WHAT NEEDS TO BE DONE:
Your task is to output all the records below, word for word.

SOURCE RECORDS:
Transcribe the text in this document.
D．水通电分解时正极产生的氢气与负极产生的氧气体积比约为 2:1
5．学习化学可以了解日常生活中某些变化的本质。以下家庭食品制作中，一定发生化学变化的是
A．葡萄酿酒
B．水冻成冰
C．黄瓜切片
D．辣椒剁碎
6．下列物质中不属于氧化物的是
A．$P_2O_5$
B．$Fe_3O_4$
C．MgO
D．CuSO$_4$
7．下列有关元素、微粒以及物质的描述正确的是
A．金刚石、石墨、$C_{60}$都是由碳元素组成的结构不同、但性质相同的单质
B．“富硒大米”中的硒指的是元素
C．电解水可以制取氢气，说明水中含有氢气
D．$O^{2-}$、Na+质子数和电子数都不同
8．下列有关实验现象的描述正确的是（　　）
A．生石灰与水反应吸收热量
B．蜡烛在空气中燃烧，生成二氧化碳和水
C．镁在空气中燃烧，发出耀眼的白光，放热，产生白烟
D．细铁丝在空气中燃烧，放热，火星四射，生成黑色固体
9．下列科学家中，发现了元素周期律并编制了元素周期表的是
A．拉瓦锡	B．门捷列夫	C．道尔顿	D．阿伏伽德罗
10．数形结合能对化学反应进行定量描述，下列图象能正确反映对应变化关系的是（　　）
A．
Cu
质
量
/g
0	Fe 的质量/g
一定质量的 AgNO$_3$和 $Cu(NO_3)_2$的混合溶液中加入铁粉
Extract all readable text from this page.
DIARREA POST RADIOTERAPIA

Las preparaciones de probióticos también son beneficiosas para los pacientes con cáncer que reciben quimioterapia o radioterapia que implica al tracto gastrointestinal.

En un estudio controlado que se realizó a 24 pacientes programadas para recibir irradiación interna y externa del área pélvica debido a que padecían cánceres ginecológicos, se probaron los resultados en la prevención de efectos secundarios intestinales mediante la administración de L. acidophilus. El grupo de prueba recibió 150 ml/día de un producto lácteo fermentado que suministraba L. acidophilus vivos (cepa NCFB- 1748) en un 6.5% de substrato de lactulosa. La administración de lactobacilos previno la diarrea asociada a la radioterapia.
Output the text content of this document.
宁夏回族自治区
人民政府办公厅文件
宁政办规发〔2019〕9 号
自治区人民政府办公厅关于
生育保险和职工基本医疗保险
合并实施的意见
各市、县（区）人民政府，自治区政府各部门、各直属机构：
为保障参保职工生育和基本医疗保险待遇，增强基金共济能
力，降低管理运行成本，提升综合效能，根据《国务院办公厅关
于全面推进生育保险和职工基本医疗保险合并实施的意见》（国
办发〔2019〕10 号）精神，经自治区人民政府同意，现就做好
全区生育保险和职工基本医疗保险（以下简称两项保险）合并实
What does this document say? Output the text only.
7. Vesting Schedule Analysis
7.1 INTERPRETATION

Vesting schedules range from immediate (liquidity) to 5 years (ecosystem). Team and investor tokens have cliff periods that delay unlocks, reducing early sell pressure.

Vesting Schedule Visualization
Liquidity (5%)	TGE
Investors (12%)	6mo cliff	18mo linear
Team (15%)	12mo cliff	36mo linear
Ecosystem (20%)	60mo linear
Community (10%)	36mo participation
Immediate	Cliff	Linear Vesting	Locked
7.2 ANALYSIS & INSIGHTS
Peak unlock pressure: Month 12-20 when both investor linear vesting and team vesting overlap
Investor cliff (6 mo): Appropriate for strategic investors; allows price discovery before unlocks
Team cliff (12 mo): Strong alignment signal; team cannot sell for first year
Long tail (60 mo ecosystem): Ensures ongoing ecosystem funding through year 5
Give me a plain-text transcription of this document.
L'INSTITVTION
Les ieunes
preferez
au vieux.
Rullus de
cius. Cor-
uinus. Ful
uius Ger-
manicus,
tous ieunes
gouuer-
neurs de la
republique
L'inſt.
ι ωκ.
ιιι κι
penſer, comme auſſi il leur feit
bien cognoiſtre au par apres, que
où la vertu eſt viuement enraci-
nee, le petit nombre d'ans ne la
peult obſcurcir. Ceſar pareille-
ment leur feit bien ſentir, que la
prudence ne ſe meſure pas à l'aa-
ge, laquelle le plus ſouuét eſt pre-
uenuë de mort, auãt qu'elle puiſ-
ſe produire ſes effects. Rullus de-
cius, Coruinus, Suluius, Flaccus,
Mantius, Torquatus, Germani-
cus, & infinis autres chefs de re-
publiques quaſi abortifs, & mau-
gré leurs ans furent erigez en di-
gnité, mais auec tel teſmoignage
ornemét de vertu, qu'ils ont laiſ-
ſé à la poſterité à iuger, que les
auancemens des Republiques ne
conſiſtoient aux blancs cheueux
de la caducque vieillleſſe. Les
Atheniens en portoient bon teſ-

SOLUTION BELOW:
Transcribe the text in this document.
D．水通电分解时正极产生的氢气与负极产生的氧气体积比约为 2:1
5．学习化学可以了解日常生活中某些变化的本质。以下家庭食品制作中，一定发生化学变化的是
A．葡萄酿酒
B．水冻成冰
C．黄瓜切片
D．辣椒剁碎
6．下列物质中不属于氧化物的是
A．$P_2O_5$
B．$Fe_3O_4$
C．MgO
D．CuSO$_4$
7．下列有关元素、微粒以及物质的描述正确的是
A．金刚石、石墨、$C_{60}$都是由碳元素组成的结构不同、但性质相同的单质
B．“富硒大米”中的硒指的是元素
C．电解水可以制取氢气，说明水中含有氢气
D．$O^{2-}$、Na+质子数和电子数都不同
8．下列有关实验现象的描述正确的是（　　）
A．生石灰与水反应吸收热量
B．蜡烛在空气中燃烧，生成二氧化碳和水
C．镁在空气中燃烧，发出耀眼的白光，放热，产生白烟
D．细铁丝在空气中燃烧，放热，火星四射，生成黑色固体
9．下列科学家中，发现了元素周期律并编制了元素周期表的是
A．拉瓦锡	B．门捷列夫	C．道尔顿	D．阿伏伽德罗
10．数形结合能对化学反应进行定量描述，下列图象能正确反映对应变化关系的是（　　）
A．
Cu
质
量
/g
0	Fe 的质量/g
一定质量的 AgNO$_3$和 $Cu(NO_3)_2$的混合溶液中加入铁粉
Extract all readable text from this page.
DIARREA POST RADIOTERAPIA

Las preparaciones de probióticos también son beneficiosas para los pacientes con cáncer que reciben quimioterapia o radioterapia que implica al tracto gastrointestinal.

En un estudio controlado que se realizó a 24 pacientes programadas para recibir irradiación interna y externa del área pélvica debido a que padecían cánceres ginecológicos, se probaron los resultados en la prevención de efectos secundarios intestinales mediante la administración de L. acidophilus. El grupo de prueba recibió 150 ml/día de un producto lácteo fermentado que suministraba L. acidophilus vivos (cepa NCFB- 1748) en un 6.5% de substrato de lactulosa. La administración de lactobacilos previno la diarrea asociada a la radioterapia.
Output the text content of this document.
宁夏回族自治区
人民政府办公厅文件
宁政办规发〔2019〕9 号
自治区人民政府办公厅关于
生育保险和职工基本医疗保险
合并实施的意见
各市、县（区）人民政府，自治区政府各部门、各直属机构：
为保障参保职工生育和基本医疗保险待遇，增强基金共济能
力，降低管理运行成本，提升综合效能，根据《国务院办公厅关
于全面推进生育保险和职工基本医疗保险合并实施的意见》（国
办发〔2019〕10 号）精神，经自治区人民政府同意，现就做好
全区生育保险和职工基本医疗保险（以下简称两项保险）合并实
What does this document say? Output the text only.
7. Vesting Schedule Analysis
7.1 INTERPRETATION

Vesting schedules range from immediate (liquidity) to 5 years (ecosystem). Team and investor tokens have cliff periods that delay unlocks, reducing early sell pressure.

Vesting Schedule Visualization
Liquidity (5%)	TGE
Investors (12%)	6mo cliff	18mo linear
Team (15%)	12mo cliff	36mo linear
Ecosystem (20%)	60mo linear
Community (10%)	36mo participation
Immediate	Cliff	Linear Vesting	Locked
7.2 ANALYSIS & INSIGHTS
Peak unlock pressure: Month 12-20 when both investor linear vesting and team vesting overlap
Investor cliff (6 mo): Appropriate for strategic investors; allows price discovery before unlocks
Team cliff (12 mo): Strong alignment signal; team cannot sell for first year
Long tail (60 mo ecosystem): Ensures ongoing ecosystem funding through year 5
Give me a plain-text transcription of this document.
L'INSTITVTION
Les ieunes
preferez
au vieux.
Rullus de
cius. Cor-
uinus. Ful
uius Ger-
manicus,
tous ieunes
gouuer-
neurs de la
republique
L'inſt.
ι ωκ.
ιιι κι
penſer, comme auſſi il leur feit
bien cognoiſtre au par apres, que
où la vertu eſt viuement enraci-
nee, le petit nombre d'ans ne la
peult obſcurcir. Ceſar pareille-
ment leur feit bien ſentir, que la
prudence ne ſe meſure pas à l'aa-
ge, laquelle le plus ſouuét eſt pre-
uenuë de mort, auãt qu'elle puiſ-
ſe produire ſes effects. Rullus de-
cius, Coruinus, Suluius, Flaccus,
Mantius, Torquatus, Germani-
cus, & infinis autres chefs de re-
publiques quaſi abortifs, & mau-
gré leurs ans furent erigez en di-
gnité, mais auec tel teſmoignage
ornemét de vertu, qu'ils ont laiſ-
ſé à la poſterité à iuger, que les
auancemens des Republiques ne
conſiſtoient aux blancs cheueux
de la caducque vieillleſſe. Les
Atheniens en portoient bon teſ-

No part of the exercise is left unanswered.